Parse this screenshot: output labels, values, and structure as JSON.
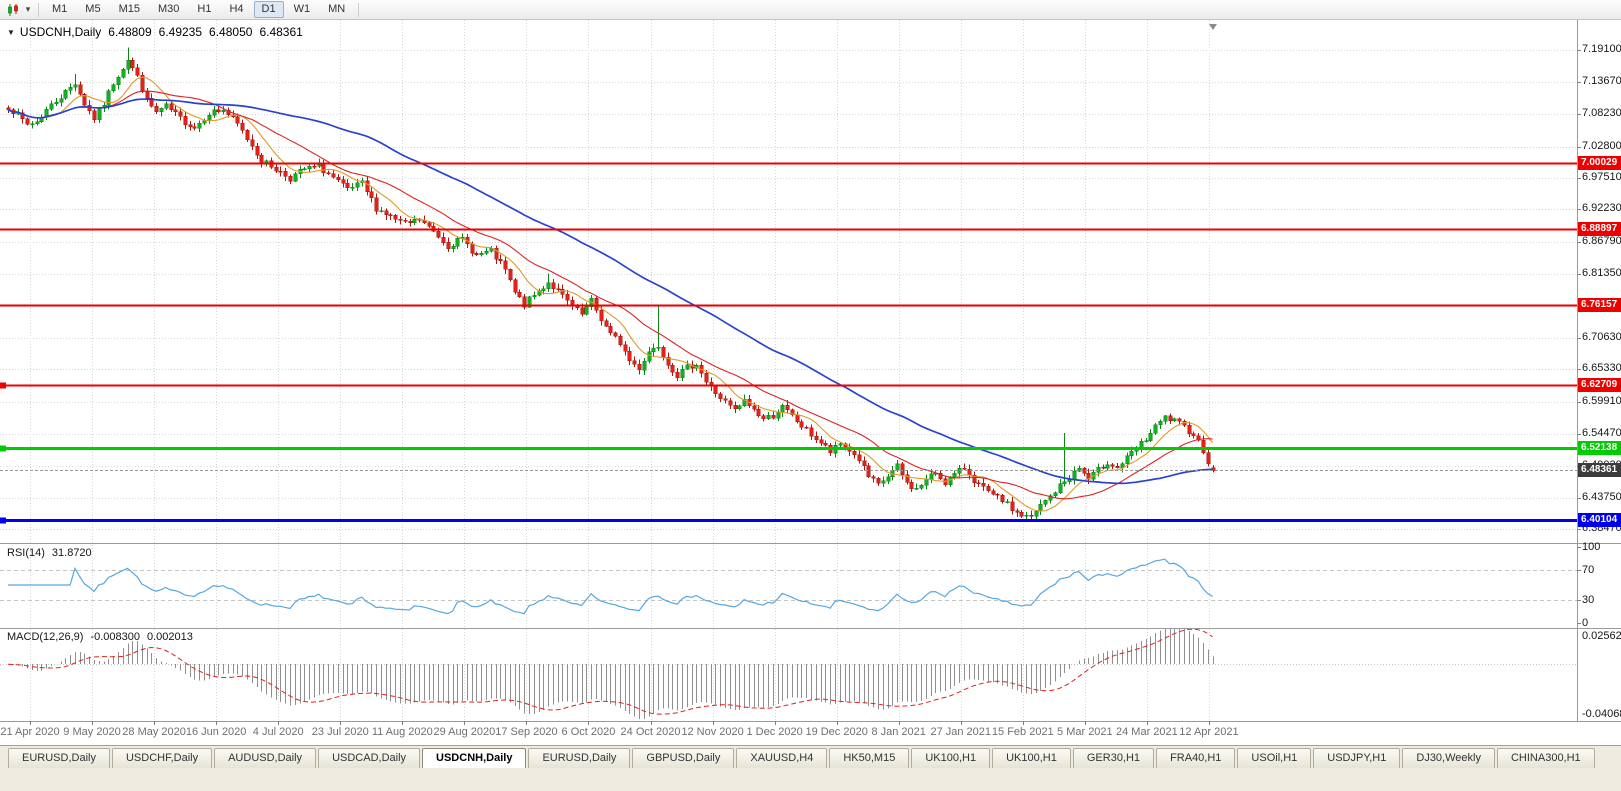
{
  "app": {
    "toolbar": {
      "icons": [
        {
          "name": "candlestick-chart-icon"
        },
        {
          "name": "dropdown-caret-icon",
          "glyph": "▾"
        }
      ],
      "timeframes": [
        {
          "label": "M1"
        },
        {
          "label": "M5"
        },
        {
          "label": "M15"
        },
        {
          "label": "M30"
        },
        {
          "label": "H1"
        },
        {
          "label": "H4"
        },
        {
          "label": "D1",
          "active": true
        },
        {
          "label": "W1"
        },
        {
          "label": "MN"
        }
      ]
    }
  },
  "chart": {
    "title": {
      "menu_glyph": "▼",
      "symbol": "USDCNH,Daily",
      "open": "6.48809",
      "high": "6.49235",
      "low": "6.48050",
      "close": "6.48361"
    },
    "price_axis_labels": [
      "7.19100",
      "7.13670",
      "7.08230",
      "7.02800",
      "6.97510",
      "6.92230",
      "6.86790",
      "6.81350",
      "6.76010",
      "6.70630",
      "6.65330",
      "6.59910",
      "6.54470",
      "6.49030",
      "6.43750",
      "6.38470"
    ],
    "date_axis_labels": [
      "21 Apr 2020",
      "9 May 2020",
      "28 May 2020",
      "16 Jun 2020",
      "4 Jul 2020",
      "23 Jul 2020",
      "11 Aug 2020",
      "29 Aug 2020",
      "17 Sep 2020",
      "6 Oct 2020",
      "24 Oct 2020",
      "12 Nov 2020",
      "1 Dec 2020",
      "19 Dec 2020",
      "8 Jan 2021",
      "27 Jan 2021",
      "15 Feb 2021",
      "5 Mar 2021",
      "24 Mar 2021",
      "12 Apr 2021"
    ],
    "hlines": [
      {
        "price": 7.00029,
        "label": "7.00029",
        "color": "#ee0000",
        "width": 2,
        "handle": false
      },
      {
        "price": 6.88897,
        "label": "6.88897",
        "color": "#ee0000",
        "width": 2,
        "handle": false
      },
      {
        "price": 6.76157,
        "label": "6.76157",
        "color": "#ee0000",
        "width": 2,
        "handle": false
      },
      {
        "price": 6.62709,
        "label": "6.62709",
        "color": "#ee0000",
        "width": 2,
        "handle": true
      },
      {
        "price": 6.52138,
        "label": "6.52138",
        "color": "#00cc00",
        "width": 3,
        "handle": true
      },
      {
        "price": 6.40104,
        "label": "6.40104",
        "color": "#0000ee",
        "width": 3,
        "handle": true
      }
    ],
    "current_price": {
      "value": 6.48361,
      "label": "6.48361",
      "box_color": "#3c3c3c"
    }
  },
  "chart_data": {
    "type": "candlestick",
    "symbol": "USDCNH",
    "timeframe": "Daily",
    "x_range": [
      "21 Apr 2020",
      "12 Apr 2021"
    ],
    "bar_count": 253,
    "price_range_visible": [
      6.3847,
      7.2406
    ],
    "last_bar": {
      "open": 6.48809,
      "high": 6.49235,
      "low": 6.4805,
      "close": 6.48361
    },
    "close_keypoints": [
      [
        0,
        7.095
      ],
      [
        2,
        7.08
      ],
      [
        4,
        7.065
      ],
      [
        6,
        7.07
      ],
      [
        8,
        7.09
      ],
      [
        10,
        7.105
      ],
      [
        12,
        7.12
      ],
      [
        14,
        7.135
      ],
      [
        16,
        7.1
      ],
      [
        18,
        7.075
      ],
      [
        20,
        7.1
      ],
      [
        22,
        7.135
      ],
      [
        25,
        7.175
      ],
      [
        27,
        7.145
      ],
      [
        29,
        7.105
      ],
      [
        31,
        7.085
      ],
      [
        33,
        7.095
      ],
      [
        36,
        7.075
      ],
      [
        39,
        7.06
      ],
      [
        42,
        7.085
      ],
      [
        45,
        7.09
      ],
      [
        48,
        7.065
      ],
      [
        51,
        7.03
      ],
      [
        53,
        7.005
      ],
      [
        56,
        6.99
      ],
      [
        59,
        6.975
      ],
      [
        62,
        6.99
      ],
      [
        65,
        6.995
      ],
      [
        68,
        6.975
      ],
      [
        71,
        6.955
      ],
      [
        74,
        6.965
      ],
      [
        77,
        6.925
      ],
      [
        80,
        6.91
      ],
      [
        83,
        6.897
      ],
      [
        86,
        6.905
      ],
      [
        89,
        6.885
      ],
      [
        92,
        6.862
      ],
      [
        95,
        6.872
      ],
      [
        98,
        6.845
      ],
      [
        101,
        6.852
      ],
      [
        104,
        6.82
      ],
      [
        106,
        6.782
      ],
      [
        108,
        6.762
      ],
      [
        110,
        6.778
      ],
      [
        113,
        6.8
      ],
      [
        115,
        6.785
      ],
      [
        118,
        6.758
      ],
      [
        120,
        6.745
      ],
      [
        122,
        6.768
      ],
      [
        124,
        6.738
      ],
      [
        126,
        6.712
      ],
      [
        128,
        6.698
      ],
      [
        130,
        6.668
      ],
      [
        132,
        6.656
      ],
      [
        134,
        6.684
      ],
      [
        136,
        6.694
      ],
      [
        138,
        6.664
      ],
      [
        140,
        6.644
      ],
      [
        142,
        6.656
      ],
      [
        144,
        6.664
      ],
      [
        146,
        6.632
      ],
      [
        148,
        6.614
      ],
      [
        150,
        6.598
      ],
      [
        152,
        6.584
      ],
      [
        154,
        6.6
      ],
      [
        156,
        6.586
      ],
      [
        158,
        6.57
      ],
      [
        160,
        6.576
      ],
      [
        162,
        6.59
      ],
      [
        164,
        6.574
      ],
      [
        166,
        6.558
      ],
      [
        168,
        6.544
      ],
      [
        170,
        6.53
      ],
      [
        172,
        6.514
      ],
      [
        174,
        6.528
      ],
      [
        176,
        6.518
      ],
      [
        178,
        6.502
      ],
      [
        180,
        6.472
      ],
      [
        182,
        6.458
      ],
      [
        184,
        6.474
      ],
      [
        186,
        6.49
      ],
      [
        188,
        6.462
      ],
      [
        190,
        6.452
      ],
      [
        192,
        6.468
      ],
      [
        194,
        6.48
      ],
      [
        196,
        6.464
      ],
      [
        198,
        6.476
      ],
      [
        200,
        6.488
      ],
      [
        202,
        6.468
      ],
      [
        204,
        6.452
      ],
      [
        206,
        6.44
      ],
      [
        208,
        6.434
      ],
      [
        210,
        6.418
      ],
      [
        212,
        6.408
      ],
      [
        214,
        6.404
      ],
      [
        216,
        6.424
      ],
      [
        218,
        6.44
      ],
      [
        220,
        6.458
      ],
      [
        222,
        6.472
      ],
      [
        224,
        6.488
      ],
      [
        226,
        6.468
      ],
      [
        228,
        6.484
      ],
      [
        230,
        6.498
      ],
      [
        232,
        6.488
      ],
      [
        234,
        6.504
      ],
      [
        236,
        6.52
      ],
      [
        238,
        6.536
      ],
      [
        240,
        6.556
      ],
      [
        242,
        6.572
      ],
      [
        244,
        6.566
      ],
      [
        246,
        6.556
      ],
      [
        248,
        6.546
      ],
      [
        250,
        6.518
      ],
      [
        251,
        6.5
      ],
      [
        252,
        6.48361
      ]
    ],
    "wick_spikes": [
      [
        14,
        0.018
      ],
      [
        25,
        0.022
      ],
      [
        113,
        0.016
      ],
      [
        136,
        0.072
      ],
      [
        221,
        0.082
      ]
    ],
    "overlays": [
      {
        "name": "MA-fast",
        "type": "sma",
        "window": 8,
        "color": "#e09a26"
      },
      {
        "name": "MA-mid",
        "type": "sma",
        "window": 20,
        "color": "#dd2222"
      },
      {
        "name": "MA-slow",
        "type": "sma",
        "window": 55,
        "color": "#2743cf"
      }
    ],
    "colors": {
      "up": "#10b020",
      "up_border": "#0b8418",
      "down": "#e32119",
      "down_border": "#a81810",
      "grid": "#d6d6d6"
    }
  },
  "rsi": {
    "name": "RSI(14)",
    "value": "31.8720",
    "period": 14,
    "axis_labels": [
      "100",
      "70",
      "30",
      "0"
    ],
    "levels": [
      70,
      30
    ],
    "range": [
      0,
      100
    ],
    "line_color": "#55a7e0"
  },
  "macd": {
    "name": "MACD(12,26,9)",
    "value_main": "-0.008300",
    "value_signal": "0.002013",
    "fast": 12,
    "slow": 26,
    "signal_period": 9,
    "axis_top": "0.025623",
    "axis_bottom": "-0.04068",
    "range": [
      -0.04068,
      0.025623
    ],
    "histogram_color": "#8f8f8f",
    "signal_color": "#dd2222"
  },
  "tabs": {
    "items": [
      {
        "label": "EURUSD,Daily"
      },
      {
        "label": "USDCHF,Daily"
      },
      {
        "label": "AUDUSD,Daily"
      },
      {
        "label": "USDCAD,Daily"
      },
      {
        "label": "USDCNH,Daily",
        "active": true
      },
      {
        "label": "EURUSD,Daily"
      },
      {
        "label": "GBPUSD,Daily"
      },
      {
        "label": "XAUUSD,H4"
      },
      {
        "label": "HK50,M15"
      },
      {
        "label": "UK100,H1"
      },
      {
        "label": "UK100,H1"
      },
      {
        "label": "GER30,H1"
      },
      {
        "label": "FRA40,H1"
      },
      {
        "label": "USOil,H1"
      },
      {
        "label": "USDJPY,H1"
      },
      {
        "label": "DJ30,Weekly"
      },
      {
        "label": "CHINA300,H1"
      }
    ]
  }
}
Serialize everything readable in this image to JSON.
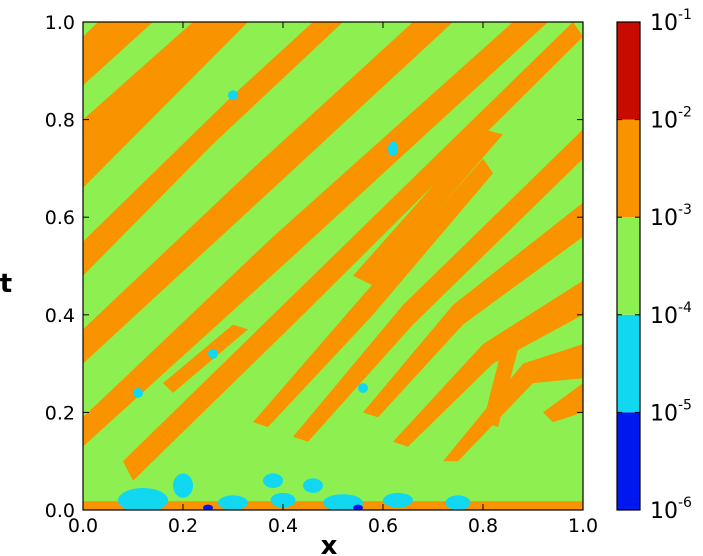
{
  "chart_data": {
    "type": "heatmap",
    "xlabel": "x",
    "ylabel": "t",
    "xlim": [
      0.0,
      1.0
    ],
    "ylim": [
      0.0,
      1.0
    ],
    "x_ticks": [
      "0.0",
      "0.2",
      "0.4",
      "0.6",
      "0.8",
      "1.0"
    ],
    "y_ticks": [
      "0.0",
      "0.2",
      "0.4",
      "0.6",
      "0.8",
      "1.0"
    ],
    "colorbar": {
      "scale": "log",
      "levels": [
        {
          "base": "10",
          "exp": "-6",
          "value": 1e-06
        },
        {
          "base": "10",
          "exp": "-5",
          "value": 1e-05
        },
        {
          "base": "10",
          "exp": "-4",
          "value": 0.0001
        },
        {
          "base": "10",
          "exp": "-3",
          "value": 0.001
        },
        {
          "base": "10",
          "exp": "-2",
          "value": 0.01
        },
        {
          "base": "10",
          "exp": "-1",
          "value": 0.1
        }
      ],
      "band_colors": [
        "#0018f0",
        "#11d8f0",
        "#8ef050",
        "#f99300",
        "#c80b00"
      ]
    },
    "background_level_color": "#8ef050",
    "streak_level_color": "#f99300",
    "low_level_color": "#11d8f0",
    "lowest_level_color": "#0018f0"
  }
}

[Written task]: Every line from the one containing "Serialize everything readable" through the end of the data above should be copied exactly; nothing else is copied, and pictures are omitted.

[Task result]:
Serialize everything readable in this image to JSON.
{
  "chart_data": {
    "type": "heatmap",
    "xlabel": "x",
    "ylabel": "t",
    "xlim": [
      0.0,
      1.0
    ],
    "ylim": [
      0.0,
      1.0
    ],
    "x_ticks": [
      "0.0",
      "0.2",
      "0.4",
      "0.6",
      "0.8",
      "1.0"
    ],
    "y_ticks": [
      "0.0",
      "0.2",
      "0.4",
      "0.6",
      "0.8",
      "1.0"
    ],
    "colorbar": {
      "scale": "log",
      "levels": [
        {
          "base": "10",
          "exp": "-6",
          "value": 1e-06
        },
        {
          "base": "10",
          "exp": "-5",
          "value": 1e-05
        },
        {
          "base": "10",
          "exp": "-4",
          "value": 0.0001
        },
        {
          "base": "10",
          "exp": "-3",
          "value": 0.001
        },
        {
          "base": "10",
          "exp": "-2",
          "value": 0.01
        },
        {
          "base": "10",
          "exp": "-1",
          "value": 0.1
        }
      ],
      "band_colors": [
        "#0018f0",
        "#11d8f0",
        "#8ef050",
        "#f99300",
        "#c80b00"
      ]
    },
    "background_level_color": "#8ef050",
    "streak_level_color": "#f99300",
    "low_level_color": "#11d8f0",
    "lowest_level_color": "#0018f0"
  }
}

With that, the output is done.